- **Problem set**
A: Answer these questions from the mutt send-delay discussion, one line each:
(i) Which muttrc setting disables the pause after hitting send when an external MTA is used?
(ii) What smtpstatus value appears in the msmtp logfile entry?
(iii) Which program does the shell-script answer offer as an example for a popup dialog on failure?
B: Write the next part of the mutt send-delay discussion, starting after its last comment.

- **Excerpt**
============

2

Removing mutt's send delay

I originally used mutt's built-in SMTP MTA. However, there is a considerable pause after hitting send. This can be disabled by using an external MTA with set sendmail_wait=-1 in muttrc.

However, if I use msmtp as the MTA, then there is no notification of errors (although msmtp does write to logfile as specified in ~/.msmtprc).

Attempt to get notifications

From the command line, I can trigger a command when msmtp fails.

</tmp/tosend msmtp -a default [email protected] --read-envelope-from || echo failed

Conceivably, I could mail a failure notification to my local *nix mail. However, this doesn't seem to work in mutt, if I set the following in muttrc.

set sendmail = "/usr/bin/msmtp || date >> /tmp/msmtp.fail"

This causes all email to fail to send silently, with the following error in msmtp's logfile.

Nov 05 10:53:09 host=mail.bar.com tls=on auth=on [email protected] [email protected] recipients=||,date,>>,/tmp/msmtp.fail,[email protected] smtpstatus=501 smtpmsg='501 #5.1.1 bad address ' errormsg='recipient address >> not accepted by the server' exitcode=EX_DATAERR

Obviously, mutt is parsing the extra parts of the command as recipients.

Question

Is there a way to get notifications of sent emails that fail, while sending in the background? I'm not tied to msmtp necessarily.

3 Answers 3

4

Write yourself a tiny shell script to use as a "sendmail" value. Eg configure ~/.muttrc with

set sendmail = /home/yourid/bin/mymuttsendmail

and in mymuttsendmail put something like

#!/bin/bash
tmp=$(mktemp /tmp/mymutt.XXXXXX)
cat >$tmp
( if ! msg=$(msmtp "$@" <$tmp 2>&1)
  then zenity --error --text "$msg"
  fi 
  rm $tmp
) &
exit 0

and chmod +x this file. Remember this script will be called with the recipients as extra args, which we pass to msmtp with "$@", and the mail will be on stdin, which we copy immediately into a temporary file to then give to msmtp. Any error messages are captured in variable msg and if the return code is a failure you can run a popup dialog like zenity, for example.

5
  • Interesting solution! (+1) However, I feel like exim may be more robust, so I'll persist with working that out. I'll revisit your answer if I give up with exim.
    – Sparhawk
    Commented Nov 8, 2015 at 22:46
  • Hmm, this doesn't seem to work. The sent mail is severely garbled. It seems to strip off most headers, and the body is absent. I retried with vanilla msmtp as $sendmail, and that worked fine.

============

- **Supplied material**

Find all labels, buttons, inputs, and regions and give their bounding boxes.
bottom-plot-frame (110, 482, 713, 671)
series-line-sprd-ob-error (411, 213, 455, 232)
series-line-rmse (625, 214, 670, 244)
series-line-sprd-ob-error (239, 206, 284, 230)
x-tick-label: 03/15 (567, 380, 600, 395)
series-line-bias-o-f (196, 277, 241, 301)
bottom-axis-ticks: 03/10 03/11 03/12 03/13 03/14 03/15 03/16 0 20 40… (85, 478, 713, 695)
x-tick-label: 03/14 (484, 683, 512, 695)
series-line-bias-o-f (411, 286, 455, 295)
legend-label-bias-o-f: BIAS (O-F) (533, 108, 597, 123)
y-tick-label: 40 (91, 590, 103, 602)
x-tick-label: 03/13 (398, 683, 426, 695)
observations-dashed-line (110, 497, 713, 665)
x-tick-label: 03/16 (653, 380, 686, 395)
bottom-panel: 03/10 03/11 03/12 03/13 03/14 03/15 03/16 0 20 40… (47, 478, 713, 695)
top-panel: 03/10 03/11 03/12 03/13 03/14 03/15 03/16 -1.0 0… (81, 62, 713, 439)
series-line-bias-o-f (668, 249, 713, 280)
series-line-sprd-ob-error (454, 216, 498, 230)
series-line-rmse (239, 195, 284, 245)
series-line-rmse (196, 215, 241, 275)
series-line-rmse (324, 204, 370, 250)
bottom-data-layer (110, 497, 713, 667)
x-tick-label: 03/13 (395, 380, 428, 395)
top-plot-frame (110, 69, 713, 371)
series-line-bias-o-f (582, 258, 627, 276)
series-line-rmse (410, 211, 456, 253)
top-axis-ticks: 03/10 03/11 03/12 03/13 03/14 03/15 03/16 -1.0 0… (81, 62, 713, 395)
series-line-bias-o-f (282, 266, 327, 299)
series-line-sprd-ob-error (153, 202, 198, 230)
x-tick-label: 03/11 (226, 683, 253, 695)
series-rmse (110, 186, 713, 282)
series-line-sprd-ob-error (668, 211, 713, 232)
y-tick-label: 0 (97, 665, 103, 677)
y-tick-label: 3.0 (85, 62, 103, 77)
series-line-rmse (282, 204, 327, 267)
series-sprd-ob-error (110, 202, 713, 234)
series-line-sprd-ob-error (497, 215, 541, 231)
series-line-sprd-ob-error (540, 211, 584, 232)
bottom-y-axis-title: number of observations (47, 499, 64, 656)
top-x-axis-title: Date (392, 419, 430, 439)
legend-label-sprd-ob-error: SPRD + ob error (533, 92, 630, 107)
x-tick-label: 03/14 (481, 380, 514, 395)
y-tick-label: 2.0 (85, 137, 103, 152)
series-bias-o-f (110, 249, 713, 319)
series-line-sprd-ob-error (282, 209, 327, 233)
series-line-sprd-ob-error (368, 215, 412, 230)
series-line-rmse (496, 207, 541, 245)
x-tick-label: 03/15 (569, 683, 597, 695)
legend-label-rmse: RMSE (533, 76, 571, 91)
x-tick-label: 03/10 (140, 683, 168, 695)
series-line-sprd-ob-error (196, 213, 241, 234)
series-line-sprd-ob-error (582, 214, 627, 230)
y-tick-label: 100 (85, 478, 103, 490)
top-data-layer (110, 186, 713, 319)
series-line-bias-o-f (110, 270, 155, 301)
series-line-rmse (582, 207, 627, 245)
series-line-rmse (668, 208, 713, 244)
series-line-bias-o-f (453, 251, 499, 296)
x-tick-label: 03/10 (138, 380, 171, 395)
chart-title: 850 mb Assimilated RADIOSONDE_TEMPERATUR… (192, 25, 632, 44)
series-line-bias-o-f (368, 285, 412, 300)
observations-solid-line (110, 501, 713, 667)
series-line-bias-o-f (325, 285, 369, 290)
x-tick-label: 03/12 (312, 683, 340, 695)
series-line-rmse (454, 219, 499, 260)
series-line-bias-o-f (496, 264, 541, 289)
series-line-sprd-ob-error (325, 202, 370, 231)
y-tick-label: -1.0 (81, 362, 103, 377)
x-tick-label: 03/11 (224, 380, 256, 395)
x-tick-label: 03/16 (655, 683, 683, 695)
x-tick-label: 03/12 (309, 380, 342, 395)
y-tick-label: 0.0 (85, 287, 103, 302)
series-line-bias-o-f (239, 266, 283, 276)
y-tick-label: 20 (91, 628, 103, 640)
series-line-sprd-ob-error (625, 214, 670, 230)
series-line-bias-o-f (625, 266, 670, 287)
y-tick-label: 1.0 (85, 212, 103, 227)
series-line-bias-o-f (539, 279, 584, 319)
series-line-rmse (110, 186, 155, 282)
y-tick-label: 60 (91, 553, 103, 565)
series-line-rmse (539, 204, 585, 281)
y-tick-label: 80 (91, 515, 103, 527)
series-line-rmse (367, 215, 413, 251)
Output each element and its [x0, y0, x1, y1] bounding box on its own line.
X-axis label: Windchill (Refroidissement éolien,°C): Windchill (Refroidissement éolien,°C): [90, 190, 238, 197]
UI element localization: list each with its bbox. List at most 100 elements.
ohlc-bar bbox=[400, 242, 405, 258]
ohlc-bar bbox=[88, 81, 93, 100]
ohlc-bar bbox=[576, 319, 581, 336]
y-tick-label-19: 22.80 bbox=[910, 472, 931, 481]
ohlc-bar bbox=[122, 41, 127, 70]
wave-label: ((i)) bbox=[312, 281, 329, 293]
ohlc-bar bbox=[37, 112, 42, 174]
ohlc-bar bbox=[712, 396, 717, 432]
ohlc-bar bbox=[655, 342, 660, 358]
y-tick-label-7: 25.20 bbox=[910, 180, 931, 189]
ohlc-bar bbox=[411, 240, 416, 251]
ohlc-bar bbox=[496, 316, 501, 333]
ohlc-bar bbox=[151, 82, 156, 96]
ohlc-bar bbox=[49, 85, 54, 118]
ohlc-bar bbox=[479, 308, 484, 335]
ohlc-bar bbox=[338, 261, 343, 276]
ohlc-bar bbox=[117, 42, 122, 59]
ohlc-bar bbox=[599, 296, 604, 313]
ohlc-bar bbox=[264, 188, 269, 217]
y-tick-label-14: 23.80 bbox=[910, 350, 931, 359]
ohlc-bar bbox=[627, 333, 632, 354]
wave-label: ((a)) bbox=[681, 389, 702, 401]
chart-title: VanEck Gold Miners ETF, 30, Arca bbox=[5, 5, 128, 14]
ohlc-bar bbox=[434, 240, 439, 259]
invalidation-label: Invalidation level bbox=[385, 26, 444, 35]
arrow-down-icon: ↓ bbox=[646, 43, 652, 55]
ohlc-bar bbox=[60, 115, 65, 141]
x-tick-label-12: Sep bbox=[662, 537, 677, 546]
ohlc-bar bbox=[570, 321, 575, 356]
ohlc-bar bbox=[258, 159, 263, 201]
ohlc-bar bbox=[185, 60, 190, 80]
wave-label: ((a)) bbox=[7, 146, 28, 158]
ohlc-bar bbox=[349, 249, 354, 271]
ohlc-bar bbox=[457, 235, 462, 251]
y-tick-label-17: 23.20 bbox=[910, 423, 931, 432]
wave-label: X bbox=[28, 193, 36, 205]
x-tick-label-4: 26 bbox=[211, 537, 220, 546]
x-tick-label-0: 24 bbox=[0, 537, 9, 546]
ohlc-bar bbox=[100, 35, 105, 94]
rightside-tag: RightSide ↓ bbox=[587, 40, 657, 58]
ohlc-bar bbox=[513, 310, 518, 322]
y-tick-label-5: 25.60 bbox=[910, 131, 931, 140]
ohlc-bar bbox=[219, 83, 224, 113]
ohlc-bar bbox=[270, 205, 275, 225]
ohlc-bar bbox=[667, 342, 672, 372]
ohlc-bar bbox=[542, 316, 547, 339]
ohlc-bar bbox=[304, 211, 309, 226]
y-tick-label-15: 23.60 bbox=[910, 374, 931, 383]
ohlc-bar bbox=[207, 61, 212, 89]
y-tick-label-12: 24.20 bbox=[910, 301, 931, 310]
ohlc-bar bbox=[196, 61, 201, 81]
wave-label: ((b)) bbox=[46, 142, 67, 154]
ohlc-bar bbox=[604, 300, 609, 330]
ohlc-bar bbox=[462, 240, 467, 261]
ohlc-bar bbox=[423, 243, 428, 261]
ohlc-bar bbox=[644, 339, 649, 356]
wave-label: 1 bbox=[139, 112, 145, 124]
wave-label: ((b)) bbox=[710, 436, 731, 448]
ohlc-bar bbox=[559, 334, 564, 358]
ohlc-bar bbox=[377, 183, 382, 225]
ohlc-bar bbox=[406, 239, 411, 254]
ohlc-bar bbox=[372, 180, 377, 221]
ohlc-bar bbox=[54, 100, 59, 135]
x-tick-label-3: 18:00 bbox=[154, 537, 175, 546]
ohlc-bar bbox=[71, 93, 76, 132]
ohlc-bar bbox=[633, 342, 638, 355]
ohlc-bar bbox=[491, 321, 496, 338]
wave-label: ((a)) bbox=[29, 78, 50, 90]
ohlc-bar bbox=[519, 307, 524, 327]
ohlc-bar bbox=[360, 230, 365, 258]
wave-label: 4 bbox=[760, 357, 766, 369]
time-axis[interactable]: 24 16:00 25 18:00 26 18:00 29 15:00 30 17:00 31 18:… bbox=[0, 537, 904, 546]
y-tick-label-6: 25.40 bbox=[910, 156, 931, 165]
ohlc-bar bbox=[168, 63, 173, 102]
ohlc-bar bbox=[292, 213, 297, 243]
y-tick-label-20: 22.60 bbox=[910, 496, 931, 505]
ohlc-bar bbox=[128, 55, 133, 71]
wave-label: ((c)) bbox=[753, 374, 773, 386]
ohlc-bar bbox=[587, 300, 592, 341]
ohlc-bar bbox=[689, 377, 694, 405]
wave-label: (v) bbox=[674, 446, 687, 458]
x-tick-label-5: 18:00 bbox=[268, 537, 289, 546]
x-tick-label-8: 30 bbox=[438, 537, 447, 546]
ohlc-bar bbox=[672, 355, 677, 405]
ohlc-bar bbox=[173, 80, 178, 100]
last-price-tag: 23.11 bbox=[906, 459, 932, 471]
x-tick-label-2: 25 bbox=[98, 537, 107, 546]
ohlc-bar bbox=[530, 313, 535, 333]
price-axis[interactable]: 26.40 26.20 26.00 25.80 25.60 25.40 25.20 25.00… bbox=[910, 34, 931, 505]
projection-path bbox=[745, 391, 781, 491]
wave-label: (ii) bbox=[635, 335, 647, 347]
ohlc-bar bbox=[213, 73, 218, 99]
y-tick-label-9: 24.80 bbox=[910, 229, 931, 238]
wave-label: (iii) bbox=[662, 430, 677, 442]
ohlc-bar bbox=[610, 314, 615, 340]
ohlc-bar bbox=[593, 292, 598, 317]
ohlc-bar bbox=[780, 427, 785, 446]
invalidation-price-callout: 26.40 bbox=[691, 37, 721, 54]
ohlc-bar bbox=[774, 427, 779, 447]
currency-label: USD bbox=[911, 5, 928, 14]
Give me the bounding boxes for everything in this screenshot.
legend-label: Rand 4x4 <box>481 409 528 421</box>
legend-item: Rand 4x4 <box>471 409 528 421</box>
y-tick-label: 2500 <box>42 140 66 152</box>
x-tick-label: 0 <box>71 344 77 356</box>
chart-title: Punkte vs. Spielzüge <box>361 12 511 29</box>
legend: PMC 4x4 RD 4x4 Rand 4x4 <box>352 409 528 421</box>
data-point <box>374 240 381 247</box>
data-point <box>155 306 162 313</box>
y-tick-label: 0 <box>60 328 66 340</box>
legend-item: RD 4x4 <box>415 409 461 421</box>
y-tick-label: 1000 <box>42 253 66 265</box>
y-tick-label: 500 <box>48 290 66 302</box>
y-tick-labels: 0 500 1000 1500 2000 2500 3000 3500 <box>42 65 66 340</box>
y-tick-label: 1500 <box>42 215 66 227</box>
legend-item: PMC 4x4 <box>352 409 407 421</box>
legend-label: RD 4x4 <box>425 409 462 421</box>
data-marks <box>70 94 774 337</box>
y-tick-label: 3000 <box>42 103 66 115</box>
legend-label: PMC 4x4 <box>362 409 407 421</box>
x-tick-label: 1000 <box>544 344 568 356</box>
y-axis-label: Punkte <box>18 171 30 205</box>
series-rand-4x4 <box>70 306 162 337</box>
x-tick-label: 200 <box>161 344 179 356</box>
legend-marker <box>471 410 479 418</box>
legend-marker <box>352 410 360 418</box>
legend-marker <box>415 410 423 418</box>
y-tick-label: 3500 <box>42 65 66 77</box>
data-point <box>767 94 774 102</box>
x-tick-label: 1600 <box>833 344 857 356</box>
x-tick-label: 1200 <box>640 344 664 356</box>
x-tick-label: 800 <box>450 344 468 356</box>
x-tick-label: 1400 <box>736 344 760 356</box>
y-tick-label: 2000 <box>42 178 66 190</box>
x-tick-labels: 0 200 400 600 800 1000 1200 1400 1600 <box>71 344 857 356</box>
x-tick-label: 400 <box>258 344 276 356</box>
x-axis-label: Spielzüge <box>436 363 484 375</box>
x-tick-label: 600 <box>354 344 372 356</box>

============

- **Responses by task**
A:
(i) set sendmail_wait=-1
(ii) 501
(iii) zenity

B:
    – Sparhawk
    Commented Nov 11, 2015 at 6:04
  • I think I know what might be happening. I've edited the script to capture the mail first into a temporary file, then run msmtp in the background.
    – meuh
    Commented Nov 11, 2015 at 7:24
  • Thanks, this works perfectly now. (I suppose that was related to the "open attachment in external program" issue, where the file was deleted/truncated before fully opening?)
    – Sparhawk
    Commented Nov 12, 2015 at 9:57
  • 1
    Yes, I was being a bit naive in assuming the file behind stdin would be left intact by mutt when, as it sees it, the sending process has ended.
    – meuh
    Commented Nov 12, 2015 at 10:03
1

Have you considered using a better nullmailer, msmtp is about as minimalist as it gets? or even a full MTA like exim or postfix (they're not very difficult to configure)?

There's a list of other nullmailer options at http://linuxmafia.com/faq/Mail/nullmailers.html

4
  • Thanks for the link. I'm more than happy to use a different MTA (as per the question), and I've got exim installed anyway. However, do you know which (if any) would provide some kind of feedback or trigger a script on errors?
    – Sparhawk
    Commented Nov 5, 2015 at 2:52
  • a real MTA will bounce the message back to the sender if there was any error. btw, why even bother with msmtp if you have exim installed?
    – cas
    Commented Nov 5, 2015 at 3:20
  • Thanks. I'm testing eximnow… which is ridiculously confusing to set up (at least in Arch). I used msmtp because I followed the first few suggestions that I found for mutt. Also, after more investigation, exim requires the password stored in plaintext, and must be configured system-wide, instead of msmtp's user-level configuration.
    – Sparhawk
    Commented Nov 5, 2015 at 5:10
  • And I just can't work exim out… New question asked here.
    – Sparhawk
    Commented Nov 7, 2015 at 12:10
1

meuh's answer was very helpful. Here's a simpler version of mymuttsendmail. Replace username with your username in the following code so it can email you locally in case there's an error. The variable $? stores the exit code of msmtp, and uses local mail to email you if there's an error sending your email. Just remember to set sendmail_wait=-1.

#!/bin/bash
/usr/bin/msmtp "$@" 2>&1
VAL=$?
if (($VAL))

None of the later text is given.